■ Task brief
Write each record again exactly as it stands.

■ Provided entries

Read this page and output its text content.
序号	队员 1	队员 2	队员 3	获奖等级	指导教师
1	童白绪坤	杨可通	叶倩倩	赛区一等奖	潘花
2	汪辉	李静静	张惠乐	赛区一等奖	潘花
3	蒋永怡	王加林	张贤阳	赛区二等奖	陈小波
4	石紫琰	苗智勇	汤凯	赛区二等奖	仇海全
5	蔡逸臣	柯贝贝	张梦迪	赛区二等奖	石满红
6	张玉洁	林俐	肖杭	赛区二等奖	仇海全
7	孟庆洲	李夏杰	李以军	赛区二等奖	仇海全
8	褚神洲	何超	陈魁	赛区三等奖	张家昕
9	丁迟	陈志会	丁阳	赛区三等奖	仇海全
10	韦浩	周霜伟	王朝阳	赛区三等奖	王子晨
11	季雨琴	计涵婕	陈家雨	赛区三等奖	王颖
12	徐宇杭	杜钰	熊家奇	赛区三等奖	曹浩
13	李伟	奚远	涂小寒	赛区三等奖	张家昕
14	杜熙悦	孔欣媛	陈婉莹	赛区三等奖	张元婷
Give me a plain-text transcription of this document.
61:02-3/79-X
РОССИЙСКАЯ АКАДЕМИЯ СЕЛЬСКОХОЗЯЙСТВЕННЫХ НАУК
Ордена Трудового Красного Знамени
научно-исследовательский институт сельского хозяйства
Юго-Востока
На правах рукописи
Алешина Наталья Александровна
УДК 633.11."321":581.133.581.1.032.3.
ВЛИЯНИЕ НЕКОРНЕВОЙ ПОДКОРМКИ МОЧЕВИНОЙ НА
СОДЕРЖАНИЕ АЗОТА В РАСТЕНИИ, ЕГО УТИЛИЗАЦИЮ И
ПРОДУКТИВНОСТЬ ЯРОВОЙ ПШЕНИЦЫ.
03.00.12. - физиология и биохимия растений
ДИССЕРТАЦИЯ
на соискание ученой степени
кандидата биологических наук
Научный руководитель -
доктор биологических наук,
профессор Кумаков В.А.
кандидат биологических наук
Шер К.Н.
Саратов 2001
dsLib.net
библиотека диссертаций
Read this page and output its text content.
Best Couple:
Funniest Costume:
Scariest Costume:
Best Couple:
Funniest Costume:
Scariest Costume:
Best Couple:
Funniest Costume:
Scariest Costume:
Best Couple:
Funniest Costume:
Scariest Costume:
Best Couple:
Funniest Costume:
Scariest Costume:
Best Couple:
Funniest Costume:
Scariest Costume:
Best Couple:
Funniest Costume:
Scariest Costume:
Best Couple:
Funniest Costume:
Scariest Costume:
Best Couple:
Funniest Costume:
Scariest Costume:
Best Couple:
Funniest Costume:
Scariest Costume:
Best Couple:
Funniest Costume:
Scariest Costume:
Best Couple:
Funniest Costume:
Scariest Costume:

■ Correct result
Read this page and output its text content.
序号	队员 1	队员 2	队员 3	获奖等级	指导教师
1	童白绪坤	杨可通	叶倩倩	赛区一等奖	潘花
2	汪辉	李静静	张惠乐	赛区一等奖	潘花
3	蒋永怡	王加林	张贤阳	赛区二等奖	陈小波
4	石紫琰	苗智勇	汤凯	赛区二等奖	仇海全
5	蔡逸臣	柯贝贝	张梦迪	赛区二等奖	石满红
6	张玉洁	林俐	肖杭	赛区二等奖	仇海全
7	孟庆洲	李夏杰	李以军	赛区二等奖	仇海全
8	褚神洲	何超	陈魁	赛区三等奖	张家昕
9	丁迟	陈志会	丁阳	赛区三等奖	仇海全
10	韦浩	周霜伟	王朝阳	赛区三等奖	王子晨
11	季雨琴	计涵婕	陈家雨	赛区三等奖	王颖
12	徐宇杭	杜钰	熊家奇	赛区三等奖	曹浩
13	李伟	奚远	涂小寒	赛区三等奖	张家昕
14	杜熙悦	孔欣媛	陈婉莹	赛区三等奖	张元婷
Give me a plain-text transcription of this document.
61:02-3/79-X
РОССИЙСКАЯ АКАДЕМИЯ СЕЛЬСКОХОЗЯЙСТВЕННЫХ НАУК
Ордена Трудового Красного Знамени
научно-исследовательский институт сельского хозяйства
Юго-Востока
На правах рукописи
Алешина Наталья Александровна
УДК 633.11."321":581.133.581.1.032.3.
ВЛИЯНИЕ НЕКОРНЕВОЙ ПОДКОРМКИ МОЧЕВИНОЙ НА
СОДЕРЖАНИЕ АЗОТА В РАСТЕНИИ, ЕГО УТИЛИЗАЦИЮ И
ПРОДУКТИВНОСТЬ ЯРОВОЙ ПШЕНИЦЫ.
03.00.12. - физиология и биохимия растений
ДИССЕРТАЦИЯ
на соискание ученой степени
кандидата биологических наук
Научный руководитель -
доктор биологических наук,
профессор Кумаков В.А.
кандидат биологических наук
Шер К.Н.
Саратов 2001
dsLib.net
библиотека диссертаций
Read this page and output its text content.
Best Couple:
Funniest Costume:
Scariest Costume:
Best Couple:
Funniest Costume:
Scariest Costume:
Best Couple:
Funniest Costume:
Scariest Costume:
Best Couple:
Funniest Costume:
Scariest Costume:
Best Couple:
Funniest Costume:
Scariest Costume:
Best Couple:
Funniest Costume:
Scariest Costume:
Best Couple:
Funniest Costume:
Scariest Costume:
Best Couple:
Funniest Costume:
Scariest Costume:
Best Couple:
Funniest Costume:
Scariest Costume:
Best Couple:
Funniest Costume:
Scariest Costume:
Best Couple:
Funniest Costume:
Scariest Costume:
Best Couple:
Funniest Costume:
Scariest Costume:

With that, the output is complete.